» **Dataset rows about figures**
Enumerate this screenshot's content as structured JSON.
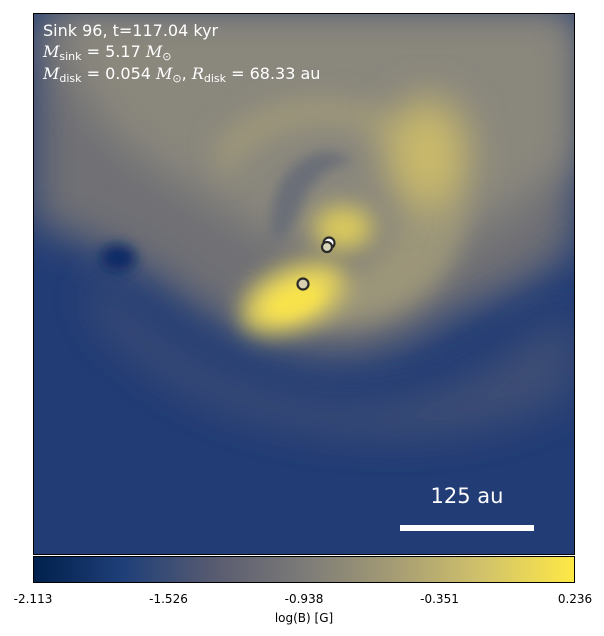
{
  "image": {
    "description_free": true,
    "colormap": "cividis",
    "colormap_stops": [
      "#00204c",
      "#1f3f79",
      "#585b70",
      "#7c7b78",
      "#a59c74",
      "#d2c36a",
      "#ffe945"
    ]
  },
  "annotation": {
    "line1": "Sink 96, t=117.04 kyr",
    "mass_symbol": "M",
    "mass_sub": "sink",
    "mass_value": "= 5.17",
    "mass_unit": "M",
    "mass_unit_sub": "⊙",
    "disk_symbol": "M",
    "disk_sub": "disk",
    "disk_value": "= 0.054",
    "disk_unit": "M",
    "disk_unit_sub": "⊙",
    "radius_symbol": "R",
    "radius_sub": "disk",
    "radius_value": "= 68.33 au"
  },
  "scale_bar": {
    "label": "125 au"
  },
  "colorbar": {
    "label": "log(B) [G]",
    "ticks": [
      "-2.113",
      "-1.526",
      "-0.938",
      "-0.351",
      "0.236"
    ],
    "min": -2.113,
    "max": 0.236
  },
  "sinks": {
    "count": 3
  }
}
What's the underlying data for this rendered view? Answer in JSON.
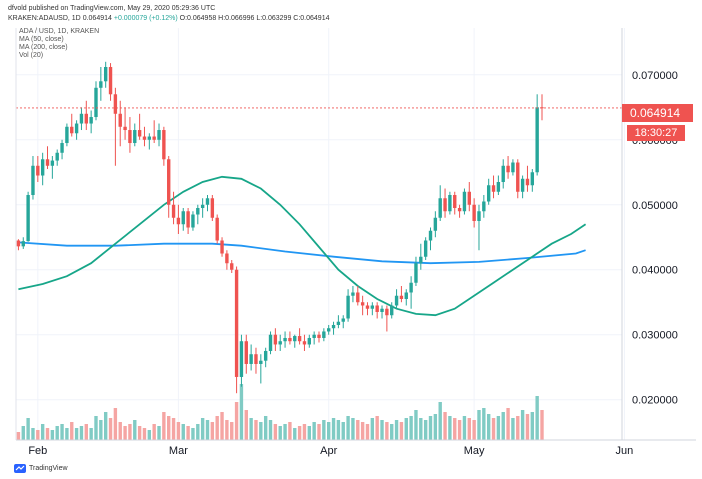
{
  "header": {
    "published": "dfvold published on TradingView.com, May 29, 2020 05:29:36 UTC",
    "symbol": "KRAKEN:ADAUSD, 1D",
    "last": "0.064914",
    "change": "+0.000079 (+0.12%)",
    "ohlc": "O:0.064958 H:0.066996 L:0.063299 C:0.064914"
  },
  "legend": {
    "line1": "ADA / USD, 1D, KRAKEN",
    "line2": "MA (50, close)",
    "line3": "MA (200, close)",
    "line4": "Vol (20)"
  },
  "price_tag": "0.064914",
  "time_tag": "18:30:27",
  "footer": {
    "brand": "TradingView"
  },
  "colors": {
    "up": "#26a69a",
    "down": "#ef5350",
    "vol_up": "#80cbc4",
    "vol_down": "#f5a5a3",
    "ma50": "#17a689",
    "ma200": "#2196f3"
  },
  "chart_data": {
    "type": "candlestick",
    "y_axis_ticks": [
      "0.070000",
      "0.060000",
      "0.050000",
      "0.040000",
      "0.030000",
      "0.020000"
    ],
    "ylim": [
      0.0138,
      0.0772
    ],
    "x_axis_ticks": [
      {
        "label": "Feb",
        "day": 4
      },
      {
        "label": "Mar",
        "day": 33
      },
      {
        "label": "Apr",
        "day": 64
      },
      {
        "label": "May",
        "day": 94
      },
      {
        "label": "Jun",
        "day": 125
      }
    ],
    "candles": [
      [
        0.0445,
        0.0447,
        0.043,
        0.0436
      ],
      [
        0.0436,
        0.045,
        0.0432,
        0.0444
      ],
      [
        0.0444,
        0.052,
        0.0443,
        0.0515
      ],
      [
        0.0515,
        0.0575,
        0.0508,
        0.056
      ],
      [
        0.056,
        0.0575,
        0.0535,
        0.0545
      ],
      [
        0.0545,
        0.058,
        0.053,
        0.057
      ],
      [
        0.057,
        0.059,
        0.0555,
        0.056
      ],
      [
        0.056,
        0.0575,
        0.054,
        0.0568
      ],
      [
        0.0568,
        0.0585,
        0.056,
        0.058
      ],
      [
        0.058,
        0.06,
        0.057,
        0.0595
      ],
      [
        0.0595,
        0.0625,
        0.059,
        0.062
      ],
      [
        0.062,
        0.064,
        0.0605,
        0.061
      ],
      [
        0.061,
        0.063,
        0.06,
        0.0625
      ],
      [
        0.0625,
        0.065,
        0.0615,
        0.064
      ],
      [
        0.064,
        0.066,
        0.0615,
        0.0625
      ],
      [
        0.0625,
        0.0645,
        0.061,
        0.0635
      ],
      [
        0.0635,
        0.069,
        0.063,
        0.068
      ],
      [
        0.068,
        0.0712,
        0.066,
        0.069
      ],
      [
        0.069,
        0.072,
        0.068,
        0.0712
      ],
      [
        0.0712,
        0.0718,
        0.066,
        0.067
      ],
      [
        0.067,
        0.068,
        0.056,
        0.064
      ],
      [
        0.064,
        0.066,
        0.059,
        0.062
      ],
      [
        0.062,
        0.065,
        0.06,
        0.0615
      ],
      [
        0.0615,
        0.0635,
        0.058,
        0.0595
      ],
      [
        0.0595,
        0.0625,
        0.059,
        0.0615
      ],
      [
        0.0615,
        0.064,
        0.06,
        0.0605
      ],
      [
        0.0605,
        0.062,
        0.059,
        0.06
      ],
      [
        0.06,
        0.061,
        0.0585,
        0.0605
      ],
      [
        0.0605,
        0.063,
        0.0595,
        0.06
      ],
      [
        0.06,
        0.0625,
        0.059,
        0.0615
      ],
      [
        0.0615,
        0.062,
        0.056,
        0.057
      ],
      [
        0.057,
        0.0575,
        0.048,
        0.05
      ],
      [
        0.05,
        0.052,
        0.047,
        0.048
      ],
      [
        0.048,
        0.05,
        0.0455,
        0.047
      ],
      [
        0.047,
        0.0495,
        0.046,
        0.049
      ],
      [
        0.049,
        0.0495,
        0.0455,
        0.0465
      ],
      [
        0.0465,
        0.049,
        0.046,
        0.0485
      ],
      [
        0.0485,
        0.05,
        0.047,
        0.0495
      ],
      [
        0.0495,
        0.051,
        0.048,
        0.05
      ],
      [
        0.05,
        0.0515,
        0.049,
        0.051
      ],
      [
        0.051,
        0.0515,
        0.0475,
        0.048
      ],
      [
        0.048,
        0.0485,
        0.044,
        0.0445
      ],
      [
        0.0445,
        0.045,
        0.042,
        0.0425
      ],
      [
        0.0425,
        0.043,
        0.04,
        0.041
      ],
      [
        0.041,
        0.0415,
        0.0395,
        0.04
      ],
      [
        0.04,
        0.0405,
        0.021,
        0.0235
      ],
      [
        0.0235,
        0.03,
        0.022,
        0.029
      ],
      [
        0.029,
        0.03,
        0.024,
        0.0255
      ],
      [
        0.0255,
        0.0285,
        0.0245,
        0.027
      ],
      [
        0.027,
        0.028,
        0.024,
        0.0255
      ],
      [
        0.0255,
        0.027,
        0.0225,
        0.026
      ],
      [
        0.026,
        0.028,
        0.025,
        0.0275
      ],
      [
        0.0275,
        0.0305,
        0.027,
        0.03
      ],
      [
        0.03,
        0.031,
        0.0275,
        0.0285
      ],
      [
        0.0285,
        0.03,
        0.0275,
        0.029
      ],
      [
        0.029,
        0.0305,
        0.028,
        0.0295
      ],
      [
        0.0295,
        0.0305,
        0.0285,
        0.029
      ],
      [
        0.029,
        0.03,
        0.028,
        0.0298
      ],
      [
        0.0298,
        0.031,
        0.0285,
        0.029
      ],
      [
        0.029,
        0.03,
        0.0275,
        0.0285
      ],
      [
        0.0285,
        0.03,
        0.028,
        0.0295
      ],
      [
        0.0295,
        0.0305,
        0.0285,
        0.03
      ],
      [
        0.03,
        0.0305,
        0.0288,
        0.0295
      ],
      [
        0.0295,
        0.031,
        0.029,
        0.0305
      ],
      [
        0.0305,
        0.0315,
        0.03,
        0.031
      ],
      [
        0.031,
        0.032,
        0.03,
        0.0315
      ],
      [
        0.0315,
        0.033,
        0.031,
        0.032
      ],
      [
        0.032,
        0.033,
        0.031,
        0.0325
      ],
      [
        0.0325,
        0.037,
        0.032,
        0.036
      ],
      [
        0.036,
        0.0375,
        0.035,
        0.0365
      ],
      [
        0.0365,
        0.0375,
        0.0345,
        0.035
      ],
      [
        0.035,
        0.036,
        0.033,
        0.0345
      ],
      [
        0.0345,
        0.035,
        0.033,
        0.034
      ],
      [
        0.034,
        0.035,
        0.033,
        0.0345
      ],
      [
        0.0345,
        0.035,
        0.0325,
        0.0335
      ],
      [
        0.0335,
        0.0345,
        0.0325,
        0.034
      ],
      [
        0.034,
        0.0345,
        0.0305,
        0.033
      ],
      [
        0.033,
        0.035,
        0.0325,
        0.0345
      ],
      [
        0.0345,
        0.037,
        0.034,
        0.036
      ],
      [
        0.036,
        0.0375,
        0.035,
        0.0355
      ],
      [
        0.0355,
        0.037,
        0.0345,
        0.0365
      ],
      [
        0.0365,
        0.039,
        0.034,
        0.038
      ],
      [
        0.038,
        0.042,
        0.0375,
        0.041
      ],
      [
        0.041,
        0.044,
        0.04,
        0.042
      ],
      [
        0.042,
        0.045,
        0.0415,
        0.0445
      ],
      [
        0.0445,
        0.0465,
        0.043,
        0.046
      ],
      [
        0.046,
        0.049,
        0.045,
        0.048
      ],
      [
        0.048,
        0.053,
        0.0475,
        0.051
      ],
      [
        0.051,
        0.0525,
        0.048,
        0.049
      ],
      [
        0.049,
        0.052,
        0.0485,
        0.0515
      ],
      [
        0.0515,
        0.052,
        0.0485,
        0.0495
      ],
      [
        0.0495,
        0.05,
        0.048,
        0.049
      ],
      [
        0.049,
        0.0525,
        0.0485,
        0.052
      ],
      [
        0.052,
        0.0535,
        0.049,
        0.05
      ],
      [
        0.05,
        0.051,
        0.0465,
        0.0475
      ],
      [
        0.0475,
        0.05,
        0.043,
        0.049
      ],
      [
        0.049,
        0.0515,
        0.048,
        0.0505
      ],
      [
        0.0505,
        0.054,
        0.05,
        0.053
      ],
      [
        0.053,
        0.0545,
        0.051,
        0.052
      ],
      [
        0.052,
        0.0545,
        0.0515,
        0.0535
      ],
      [
        0.0535,
        0.057,
        0.0525,
        0.056
      ],
      [
        0.056,
        0.0575,
        0.054,
        0.055
      ],
      [
        0.055,
        0.057,
        0.0545,
        0.0565
      ],
      [
        0.0565,
        0.057,
        0.051,
        0.052
      ],
      [
        0.052,
        0.0545,
        0.051,
        0.054
      ],
      [
        0.054,
        0.056,
        0.052,
        0.053
      ],
      [
        0.053,
        0.0555,
        0.052,
        0.055
      ],
      [
        0.055,
        0.067,
        0.0545,
        0.065
      ],
      [
        0.065,
        0.067,
        0.063,
        0.0649
      ]
    ],
    "volume": [
      20,
      35,
      55,
      30,
      25,
      40,
      30,
      25,
      35,
      40,
      30,
      45,
      30,
      35,
      40,
      30,
      60,
      50,
      70,
      55,
      80,
      45,
      35,
      40,
      50,
      35,
      30,
      25,
      40,
      35,
      70,
      60,
      55,
      45,
      40,
      35,
      30,
      40,
      55,
      50,
      45,
      60,
      70,
      50,
      45,
      95,
      140,
      75,
      55,
      50,
      45,
      60,
      50,
      40,
      35,
      40,
      45,
      30,
      35,
      40,
      35,
      45,
      40,
      50,
      45,
      55,
      50,
      45,
      60,
      55,
      50,
      45,
      40,
      55,
      60,
      50,
      45,
      40,
      50,
      45,
      55,
      60,
      75,
      55,
      50,
      60,
      65,
      95,
      70,
      60,
      55,
      50,
      60,
      55,
      50,
      75,
      80,
      65,
      55,
      60,
      70,
      80,
      55,
      60,
      75,
      65,
      70,
      110,
      75
    ],
    "volume_ylim": [
      0,
      150
    ],
    "ma50": [
      [
        0,
        0.037
      ],
      [
        5,
        0.0378
      ],
      [
        10,
        0.039
      ],
      [
        15,
        0.041
      ],
      [
        20,
        0.044
      ],
      [
        25,
        0.047
      ],
      [
        30,
        0.05
      ],
      [
        34,
        0.052
      ],
      [
        38,
        0.0535
      ],
      [
        42,
        0.0543
      ],
      [
        46,
        0.054
      ],
      [
        50,
        0.0525
      ],
      [
        54,
        0.05
      ],
      [
        58,
        0.047
      ],
      [
        62,
        0.0435
      ],
      [
        66,
        0.04
      ],
      [
        70,
        0.0375
      ],
      [
        74,
        0.0355
      ],
      [
        78,
        0.034
      ],
      [
        82,
        0.0332
      ],
      [
        86,
        0.033
      ],
      [
        90,
        0.034
      ],
      [
        94,
        0.036
      ],
      [
        98,
        0.038
      ],
      [
        102,
        0.04
      ],
      [
        106,
        0.042
      ],
      [
        110,
        0.044
      ],
      [
        114,
        0.0455
      ],
      [
        117,
        0.047
      ]
    ],
    "ma200": [
      [
        0,
        0.0442
      ],
      [
        10,
        0.0437
      ],
      [
        20,
        0.0437
      ],
      [
        30,
        0.044
      ],
      [
        40,
        0.044
      ],
      [
        46,
        0.0437
      ],
      [
        55,
        0.0428
      ],
      [
        65,
        0.042
      ],
      [
        75,
        0.0413
      ],
      [
        85,
        0.041
      ],
      [
        95,
        0.0412
      ],
      [
        105,
        0.0418
      ],
      [
        115,
        0.0425
      ],
      [
        117,
        0.043
      ]
    ]
  }
}
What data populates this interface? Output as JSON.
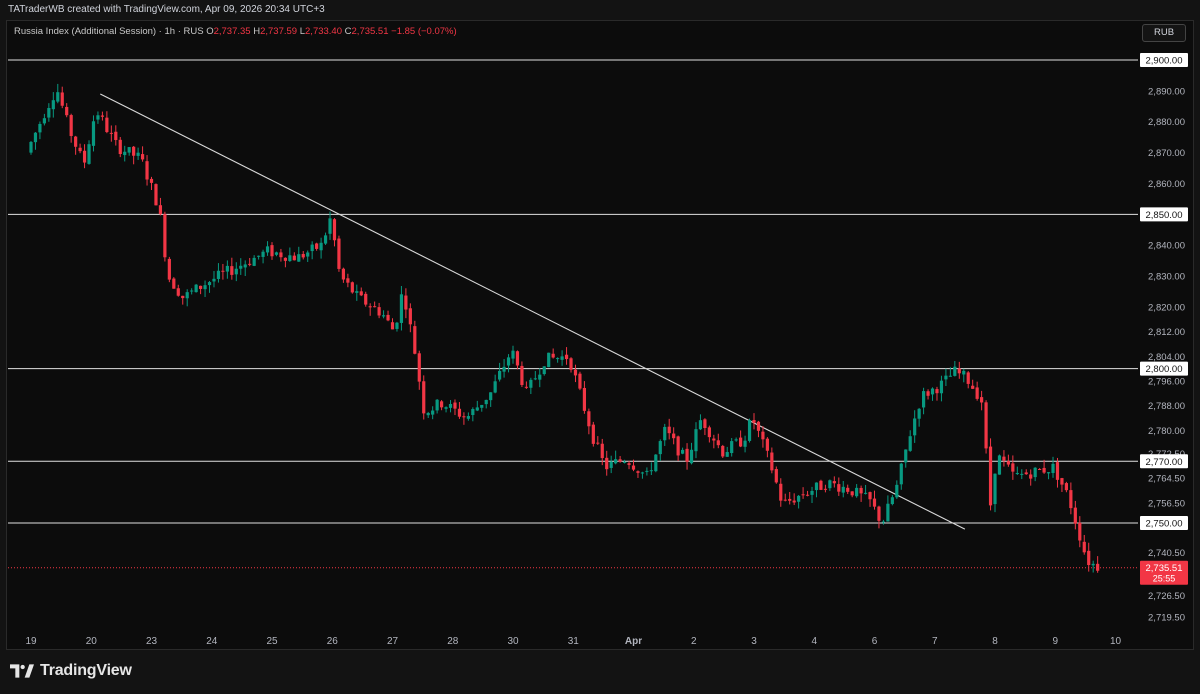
{
  "header": {
    "credit": "TATraderWB created with TradingView.com, Apr 09, 2026 20:34 UTC+3"
  },
  "legend": {
    "symbol": "Russia Index (Additional Session) · 1h · RUS",
    "o_label": "O",
    "o": "2,737.35",
    "h_label": "H",
    "h": "2,737.59",
    "l_label": "L",
    "l": "2,733.40",
    "c_label": "C",
    "c": "2,735.51",
    "change": "−1.85 (−0.07%)"
  },
  "currency": "RUB",
  "brand": {
    "name": "TradingView"
  },
  "colors": {
    "up": "#089981",
    "down": "#f23645",
    "line": "#e0e0e0",
    "background": "#0c0c0c"
  },
  "chart_data": {
    "type": "candlestick",
    "x_ticks": [
      {
        "label": "19",
        "day": 0
      },
      {
        "label": "20",
        "day": 1
      },
      {
        "label": "23",
        "day": 2
      },
      {
        "label": "24",
        "day": 3
      },
      {
        "label": "25",
        "day": 4
      },
      {
        "label": "26",
        "day": 5
      },
      {
        "label": "27",
        "day": 6
      },
      {
        "label": "28",
        "day": 7
      },
      {
        "label": "30",
        "day": 8
      },
      {
        "label": "31",
        "day": 9
      },
      {
        "label": "Apr",
        "day": 10
      },
      {
        "label": "2",
        "day": 11
      },
      {
        "label": "3",
        "day": 12
      },
      {
        "label": "4",
        "day": 13
      },
      {
        "label": "6",
        "day": 14
      },
      {
        "label": "7",
        "day": 15
      },
      {
        "label": "8",
        "day": 16
      },
      {
        "label": "9",
        "day": 17
      },
      {
        "label": "10",
        "day": 18
      }
    ],
    "y_ticks": [
      "2,890.00",
      "2,880.00",
      "2,870.00",
      "2,860.00",
      "2,840.00",
      "2,830.00",
      "2,820.00",
      "2,812.00",
      "2,804.00",
      "2,796.00",
      "2,788.00",
      "2,780.00",
      "2,772.50",
      "2,764.50",
      "2,756.50",
      "2,740.50",
      "2,726.50",
      "2,719.50"
    ],
    "horizontal_levels": [
      {
        "label": "2,900.00",
        "value": 2900
      },
      {
        "label": "2,850.00",
        "value": 2850
      },
      {
        "label": "2,800.00",
        "value": 2800
      },
      {
        "label": "2,770.00",
        "value": 2770
      },
      {
        "label": "2,750.00",
        "value": 2750
      }
    ],
    "trendline": {
      "from": {
        "day": 1.15,
        "price": 2889
      },
      "to": {
        "day": 15.5,
        "price": 2748
      }
    },
    "last_price": {
      "label": "2,735.51",
      "value": 2735.51,
      "countdown": "25:55"
    },
    "path": [
      [
        0.0,
        2870
      ],
      [
        0.3,
        2883
      ],
      [
        0.5,
        2891
      ],
      [
        0.7,
        2878
      ],
      [
        0.95,
        2866
      ],
      [
        1.15,
        2884
      ],
      [
        1.5,
        2872
      ],
      [
        1.9,
        2868
      ],
      [
        2.2,
        2852
      ],
      [
        2.35,
        2830
      ],
      [
        2.6,
        2823
      ],
      [
        3.0,
        2828
      ],
      [
        3.5,
        2833
      ],
      [
        4.0,
        2838
      ],
      [
        4.5,
        2836
      ],
      [
        4.9,
        2840
      ],
      [
        5.05,
        2849
      ],
      [
        5.2,
        2830
      ],
      [
        5.5,
        2823
      ],
      [
        5.9,
        2818
      ],
      [
        6.1,
        2812
      ],
      [
        6.25,
        2826
      ],
      [
        6.45,
        2805
      ],
      [
        6.6,
        2786
      ],
      [
        6.9,
        2789
      ],
      [
        7.3,
        2784
      ],
      [
        7.7,
        2792
      ],
      [
        8.05,
        2806
      ],
      [
        8.3,
        2792
      ],
      [
        8.6,
        2803
      ],
      [
        9.0,
        2804
      ],
      [
        9.4,
        2778
      ],
      [
        9.6,
        2768
      ],
      [
        9.95,
        2771
      ],
      [
        10.3,
        2765
      ],
      [
        10.6,
        2780
      ],
      [
        10.95,
        2770
      ],
      [
        11.2,
        2784
      ],
      [
        11.55,
        2773
      ],
      [
        11.9,
        2777
      ],
      [
        12.05,
        2784
      ],
      [
        12.35,
        2769
      ],
      [
        12.55,
        2756
      ],
      [
        12.95,
        2760
      ],
      [
        13.3,
        2763
      ],
      [
        13.65,
        2761
      ],
      [
        14.0,
        2757
      ],
      [
        14.2,
        2750
      ],
      [
        14.45,
        2762
      ],
      [
        14.65,
        2778
      ],
      [
        14.85,
        2791
      ],
      [
        15.2,
        2795
      ],
      [
        15.4,
        2799
      ],
      [
        15.6,
        2797
      ],
      [
        15.85,
        2790
      ],
      [
        16.0,
        2756
      ],
      [
        16.1,
        2772
      ],
      [
        16.4,
        2765
      ],
      [
        16.8,
        2767
      ],
      [
        17.05,
        2768
      ],
      [
        17.3,
        2758
      ],
      [
        17.45,
        2748
      ],
      [
        17.6,
        2738
      ],
      [
        17.75,
        2736
      ]
    ]
  }
}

» **STATED PROBLEM**
Search the data above for the word "TradingView", then gather each line in which it appears.

» **THE SOLUTION**
    "published": "dfvold published on TradingView.com, May 29, 2020 05:29:36 UTC",
    "brand": "TradingView"
    "credit": "TATraderWB created with TradingView.com, Apr 09, 2026 20:34 UTC+3"
    "name": "TradingView"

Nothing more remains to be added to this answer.